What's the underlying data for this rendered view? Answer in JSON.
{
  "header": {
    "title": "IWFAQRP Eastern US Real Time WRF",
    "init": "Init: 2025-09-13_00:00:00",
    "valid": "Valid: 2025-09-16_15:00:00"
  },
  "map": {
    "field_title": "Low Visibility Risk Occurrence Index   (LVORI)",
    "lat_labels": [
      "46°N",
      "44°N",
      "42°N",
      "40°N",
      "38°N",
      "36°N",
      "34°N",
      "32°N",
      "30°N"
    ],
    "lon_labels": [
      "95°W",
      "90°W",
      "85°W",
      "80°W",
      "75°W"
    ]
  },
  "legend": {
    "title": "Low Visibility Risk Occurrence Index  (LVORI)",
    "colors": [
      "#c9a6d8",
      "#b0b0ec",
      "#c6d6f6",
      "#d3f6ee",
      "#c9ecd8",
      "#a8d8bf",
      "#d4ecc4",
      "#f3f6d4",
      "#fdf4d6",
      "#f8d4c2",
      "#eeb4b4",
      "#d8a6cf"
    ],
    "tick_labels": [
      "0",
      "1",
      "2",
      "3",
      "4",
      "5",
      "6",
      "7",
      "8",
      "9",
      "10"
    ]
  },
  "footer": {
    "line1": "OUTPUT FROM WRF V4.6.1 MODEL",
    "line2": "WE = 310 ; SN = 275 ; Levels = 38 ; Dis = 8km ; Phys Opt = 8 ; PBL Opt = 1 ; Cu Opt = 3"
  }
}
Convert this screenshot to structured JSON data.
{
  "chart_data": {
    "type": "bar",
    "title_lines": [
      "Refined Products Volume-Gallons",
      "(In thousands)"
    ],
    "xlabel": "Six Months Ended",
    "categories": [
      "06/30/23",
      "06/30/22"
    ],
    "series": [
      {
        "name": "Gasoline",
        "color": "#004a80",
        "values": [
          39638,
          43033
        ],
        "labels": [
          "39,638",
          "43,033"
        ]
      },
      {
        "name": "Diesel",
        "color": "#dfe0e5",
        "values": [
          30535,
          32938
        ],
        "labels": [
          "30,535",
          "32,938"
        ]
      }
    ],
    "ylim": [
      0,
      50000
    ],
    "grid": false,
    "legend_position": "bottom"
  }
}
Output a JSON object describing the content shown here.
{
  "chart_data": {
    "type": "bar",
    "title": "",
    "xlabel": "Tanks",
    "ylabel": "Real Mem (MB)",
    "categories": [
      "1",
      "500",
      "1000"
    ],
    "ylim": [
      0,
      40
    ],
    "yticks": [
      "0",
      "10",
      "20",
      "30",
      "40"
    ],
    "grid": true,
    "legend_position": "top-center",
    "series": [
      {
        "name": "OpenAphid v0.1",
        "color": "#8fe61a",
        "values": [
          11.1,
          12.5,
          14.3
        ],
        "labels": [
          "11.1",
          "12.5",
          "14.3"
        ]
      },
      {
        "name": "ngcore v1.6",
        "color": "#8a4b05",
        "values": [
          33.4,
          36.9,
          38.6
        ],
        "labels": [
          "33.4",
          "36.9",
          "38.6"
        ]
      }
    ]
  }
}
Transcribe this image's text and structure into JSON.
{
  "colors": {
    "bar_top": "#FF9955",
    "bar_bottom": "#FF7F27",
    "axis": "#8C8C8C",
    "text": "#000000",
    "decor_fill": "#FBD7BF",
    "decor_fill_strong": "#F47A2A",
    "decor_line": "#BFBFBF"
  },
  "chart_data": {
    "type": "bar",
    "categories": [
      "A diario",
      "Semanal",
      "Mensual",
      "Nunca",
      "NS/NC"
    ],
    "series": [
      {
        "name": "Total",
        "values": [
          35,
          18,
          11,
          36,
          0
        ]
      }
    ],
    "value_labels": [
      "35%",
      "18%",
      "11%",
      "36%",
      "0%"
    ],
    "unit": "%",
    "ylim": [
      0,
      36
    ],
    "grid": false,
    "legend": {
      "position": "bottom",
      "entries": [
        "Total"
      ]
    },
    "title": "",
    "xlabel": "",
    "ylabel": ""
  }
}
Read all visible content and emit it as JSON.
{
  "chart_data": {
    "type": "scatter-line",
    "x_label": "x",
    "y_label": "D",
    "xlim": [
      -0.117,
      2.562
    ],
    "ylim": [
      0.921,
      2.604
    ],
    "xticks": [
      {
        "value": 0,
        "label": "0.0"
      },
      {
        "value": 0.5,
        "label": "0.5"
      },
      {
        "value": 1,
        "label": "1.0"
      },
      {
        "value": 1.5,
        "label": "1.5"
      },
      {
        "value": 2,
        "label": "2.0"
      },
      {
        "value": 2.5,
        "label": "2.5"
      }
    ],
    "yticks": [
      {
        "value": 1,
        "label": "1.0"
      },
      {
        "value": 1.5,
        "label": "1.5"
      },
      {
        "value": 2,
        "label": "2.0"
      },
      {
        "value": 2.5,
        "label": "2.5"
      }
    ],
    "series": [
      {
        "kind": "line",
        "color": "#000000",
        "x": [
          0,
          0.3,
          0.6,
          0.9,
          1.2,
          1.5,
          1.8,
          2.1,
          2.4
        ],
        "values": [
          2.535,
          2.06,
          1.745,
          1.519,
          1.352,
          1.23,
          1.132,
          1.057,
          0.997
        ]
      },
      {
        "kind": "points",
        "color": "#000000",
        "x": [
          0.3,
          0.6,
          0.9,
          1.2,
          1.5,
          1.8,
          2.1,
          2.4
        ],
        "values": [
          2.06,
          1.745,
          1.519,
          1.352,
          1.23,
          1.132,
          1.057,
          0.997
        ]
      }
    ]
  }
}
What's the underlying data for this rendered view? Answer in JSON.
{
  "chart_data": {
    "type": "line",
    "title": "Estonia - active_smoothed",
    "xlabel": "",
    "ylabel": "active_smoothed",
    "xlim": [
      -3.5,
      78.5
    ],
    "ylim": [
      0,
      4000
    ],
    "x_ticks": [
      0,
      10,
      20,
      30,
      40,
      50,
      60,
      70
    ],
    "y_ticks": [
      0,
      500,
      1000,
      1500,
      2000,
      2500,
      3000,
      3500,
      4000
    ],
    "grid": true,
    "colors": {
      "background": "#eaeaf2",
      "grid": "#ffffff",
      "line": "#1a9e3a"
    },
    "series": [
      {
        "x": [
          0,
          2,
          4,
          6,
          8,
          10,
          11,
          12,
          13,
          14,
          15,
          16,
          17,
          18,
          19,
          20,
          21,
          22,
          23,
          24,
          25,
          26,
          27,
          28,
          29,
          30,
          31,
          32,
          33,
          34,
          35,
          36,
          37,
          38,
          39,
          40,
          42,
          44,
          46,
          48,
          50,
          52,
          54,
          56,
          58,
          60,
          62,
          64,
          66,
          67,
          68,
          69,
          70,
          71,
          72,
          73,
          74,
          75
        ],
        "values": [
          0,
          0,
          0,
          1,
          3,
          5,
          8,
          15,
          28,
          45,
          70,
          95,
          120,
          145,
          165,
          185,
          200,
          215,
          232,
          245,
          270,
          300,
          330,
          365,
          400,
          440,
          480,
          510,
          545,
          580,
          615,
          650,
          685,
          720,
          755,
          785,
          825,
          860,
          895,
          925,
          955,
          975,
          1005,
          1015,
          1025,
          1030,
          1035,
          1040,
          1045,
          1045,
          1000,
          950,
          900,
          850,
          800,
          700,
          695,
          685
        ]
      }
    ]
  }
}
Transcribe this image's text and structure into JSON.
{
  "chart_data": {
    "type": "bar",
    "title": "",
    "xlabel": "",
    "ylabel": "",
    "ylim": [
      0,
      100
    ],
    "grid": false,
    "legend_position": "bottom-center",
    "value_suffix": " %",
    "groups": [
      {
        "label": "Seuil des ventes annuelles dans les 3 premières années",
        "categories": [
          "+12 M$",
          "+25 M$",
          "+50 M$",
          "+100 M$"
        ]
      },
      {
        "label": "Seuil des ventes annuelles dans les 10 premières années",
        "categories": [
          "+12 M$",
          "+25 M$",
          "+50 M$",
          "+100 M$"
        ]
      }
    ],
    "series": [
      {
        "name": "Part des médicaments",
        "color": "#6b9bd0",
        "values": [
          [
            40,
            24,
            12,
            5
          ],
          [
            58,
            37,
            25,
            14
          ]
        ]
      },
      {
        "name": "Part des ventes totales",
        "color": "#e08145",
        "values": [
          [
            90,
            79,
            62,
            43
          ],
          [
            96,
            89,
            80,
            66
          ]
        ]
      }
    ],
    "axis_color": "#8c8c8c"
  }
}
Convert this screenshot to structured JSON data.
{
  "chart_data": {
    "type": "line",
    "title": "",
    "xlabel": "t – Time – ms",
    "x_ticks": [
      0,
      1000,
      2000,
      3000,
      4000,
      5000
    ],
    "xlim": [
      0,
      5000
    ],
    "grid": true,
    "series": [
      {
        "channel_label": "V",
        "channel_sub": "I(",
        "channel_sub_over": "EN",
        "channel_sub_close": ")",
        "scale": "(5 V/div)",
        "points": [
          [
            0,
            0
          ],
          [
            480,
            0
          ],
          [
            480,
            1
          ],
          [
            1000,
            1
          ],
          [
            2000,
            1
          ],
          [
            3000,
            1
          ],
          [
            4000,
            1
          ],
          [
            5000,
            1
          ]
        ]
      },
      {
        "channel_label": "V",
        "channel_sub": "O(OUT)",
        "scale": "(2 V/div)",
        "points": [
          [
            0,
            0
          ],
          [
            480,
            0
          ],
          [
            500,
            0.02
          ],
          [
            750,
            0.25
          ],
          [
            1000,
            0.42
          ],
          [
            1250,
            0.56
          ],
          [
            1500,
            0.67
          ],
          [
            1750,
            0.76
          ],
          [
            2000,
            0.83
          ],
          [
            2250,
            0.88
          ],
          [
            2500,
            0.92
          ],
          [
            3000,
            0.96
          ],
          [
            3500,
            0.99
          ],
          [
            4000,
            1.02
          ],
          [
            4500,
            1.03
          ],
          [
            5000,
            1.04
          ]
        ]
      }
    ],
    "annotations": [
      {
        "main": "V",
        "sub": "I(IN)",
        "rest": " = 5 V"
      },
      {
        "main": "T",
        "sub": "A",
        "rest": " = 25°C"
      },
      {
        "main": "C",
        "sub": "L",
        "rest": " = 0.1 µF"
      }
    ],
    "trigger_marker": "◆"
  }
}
+===+
**Exercise details:**
Give the number of lines above in which the word "premières" occurs, with nothing else.

**Output for this exercise:**
2